WORK TO DO »
Below are the records; locate each line with the word "Government" and copy it.

RAW RECORDS »

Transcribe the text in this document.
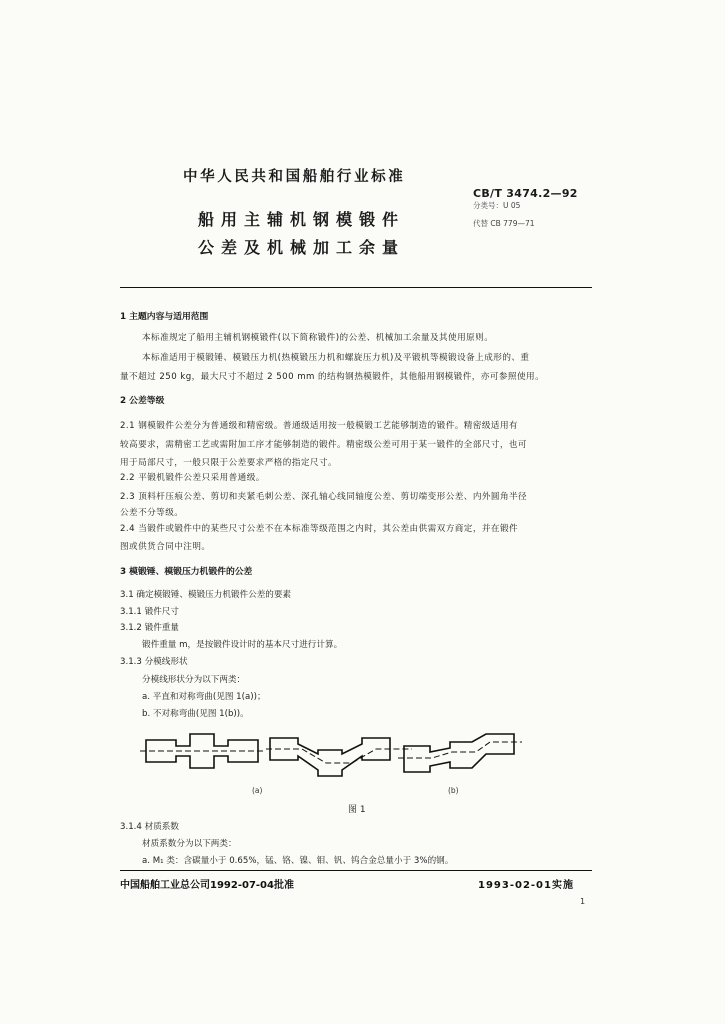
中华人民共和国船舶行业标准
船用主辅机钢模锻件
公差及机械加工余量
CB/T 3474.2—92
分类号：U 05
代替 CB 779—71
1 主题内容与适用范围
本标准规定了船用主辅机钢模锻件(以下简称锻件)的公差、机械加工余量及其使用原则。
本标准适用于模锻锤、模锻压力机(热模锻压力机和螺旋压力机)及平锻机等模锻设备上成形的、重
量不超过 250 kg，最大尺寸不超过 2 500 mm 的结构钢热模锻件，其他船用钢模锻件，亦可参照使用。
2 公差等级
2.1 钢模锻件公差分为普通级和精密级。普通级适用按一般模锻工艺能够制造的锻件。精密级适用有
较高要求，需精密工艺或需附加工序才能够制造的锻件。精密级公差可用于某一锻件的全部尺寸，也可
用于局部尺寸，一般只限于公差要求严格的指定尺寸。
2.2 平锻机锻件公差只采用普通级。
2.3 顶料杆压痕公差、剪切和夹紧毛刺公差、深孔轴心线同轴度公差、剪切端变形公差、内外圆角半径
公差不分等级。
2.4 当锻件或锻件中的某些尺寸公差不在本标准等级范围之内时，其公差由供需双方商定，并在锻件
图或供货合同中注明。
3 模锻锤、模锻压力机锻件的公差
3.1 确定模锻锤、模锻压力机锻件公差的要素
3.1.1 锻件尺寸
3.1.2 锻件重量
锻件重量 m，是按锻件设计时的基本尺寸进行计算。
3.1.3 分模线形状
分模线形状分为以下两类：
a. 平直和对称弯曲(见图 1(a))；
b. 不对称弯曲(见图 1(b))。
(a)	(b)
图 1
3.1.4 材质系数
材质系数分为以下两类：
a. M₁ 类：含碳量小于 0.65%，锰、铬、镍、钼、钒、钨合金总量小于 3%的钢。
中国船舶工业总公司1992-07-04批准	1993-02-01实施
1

* * *

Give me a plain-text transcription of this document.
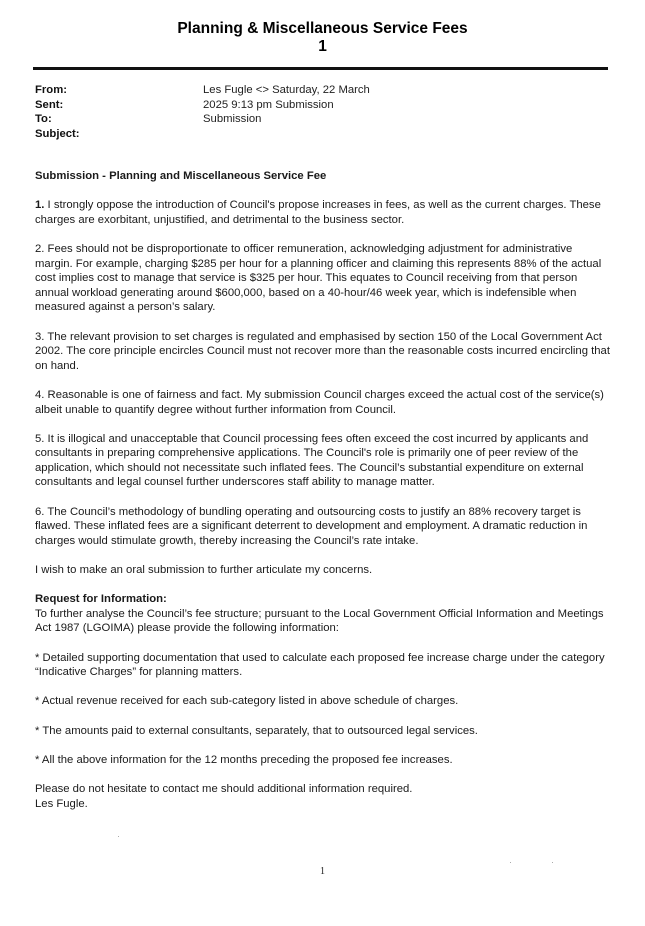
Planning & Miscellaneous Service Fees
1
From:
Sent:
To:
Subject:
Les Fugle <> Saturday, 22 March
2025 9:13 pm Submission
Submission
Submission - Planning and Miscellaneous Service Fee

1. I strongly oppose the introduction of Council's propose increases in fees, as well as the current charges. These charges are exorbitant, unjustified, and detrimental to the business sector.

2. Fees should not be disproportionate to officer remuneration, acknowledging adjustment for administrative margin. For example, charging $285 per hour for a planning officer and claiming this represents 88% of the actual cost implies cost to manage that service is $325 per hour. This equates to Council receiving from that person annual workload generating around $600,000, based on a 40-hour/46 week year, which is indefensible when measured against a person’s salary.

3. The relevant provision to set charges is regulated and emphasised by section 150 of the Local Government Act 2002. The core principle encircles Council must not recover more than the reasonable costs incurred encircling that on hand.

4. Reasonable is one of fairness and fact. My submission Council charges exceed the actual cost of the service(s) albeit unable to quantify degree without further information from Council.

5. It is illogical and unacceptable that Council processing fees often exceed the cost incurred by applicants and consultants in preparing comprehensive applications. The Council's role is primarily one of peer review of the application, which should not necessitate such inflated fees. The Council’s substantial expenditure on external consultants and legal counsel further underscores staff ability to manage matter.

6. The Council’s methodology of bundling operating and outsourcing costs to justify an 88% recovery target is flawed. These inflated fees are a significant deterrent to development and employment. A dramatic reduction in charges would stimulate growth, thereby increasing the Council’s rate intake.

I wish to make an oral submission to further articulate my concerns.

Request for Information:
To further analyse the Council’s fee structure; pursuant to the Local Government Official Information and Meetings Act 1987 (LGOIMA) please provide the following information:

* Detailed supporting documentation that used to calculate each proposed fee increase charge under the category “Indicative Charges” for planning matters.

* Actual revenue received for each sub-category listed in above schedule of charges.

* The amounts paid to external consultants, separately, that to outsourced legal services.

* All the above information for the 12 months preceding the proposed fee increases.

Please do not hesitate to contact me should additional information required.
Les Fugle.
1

* * *

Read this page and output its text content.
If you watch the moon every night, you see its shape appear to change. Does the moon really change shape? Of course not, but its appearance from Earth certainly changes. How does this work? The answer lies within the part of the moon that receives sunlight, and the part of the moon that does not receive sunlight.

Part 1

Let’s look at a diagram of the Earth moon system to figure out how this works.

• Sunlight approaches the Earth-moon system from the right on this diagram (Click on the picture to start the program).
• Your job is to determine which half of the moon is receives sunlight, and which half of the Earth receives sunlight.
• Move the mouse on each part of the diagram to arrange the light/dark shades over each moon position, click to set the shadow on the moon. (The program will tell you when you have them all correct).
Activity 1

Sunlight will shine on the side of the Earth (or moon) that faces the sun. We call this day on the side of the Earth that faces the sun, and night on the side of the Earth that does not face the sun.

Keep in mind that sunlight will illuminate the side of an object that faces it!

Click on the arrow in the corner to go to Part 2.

RESPONSE TO THE TASK »
3. The relevant provision to set charges is regulated and emphasised by section 150 of the Local Government Act 2002. The core principle encircles Council must not recover more than the reasonable costs incurred encircling that on hand.
To further analyse the Council’s fee structure; pursuant to the Local Government Official Information and Meetings Act 1987 (LGOIMA) please provide the following information:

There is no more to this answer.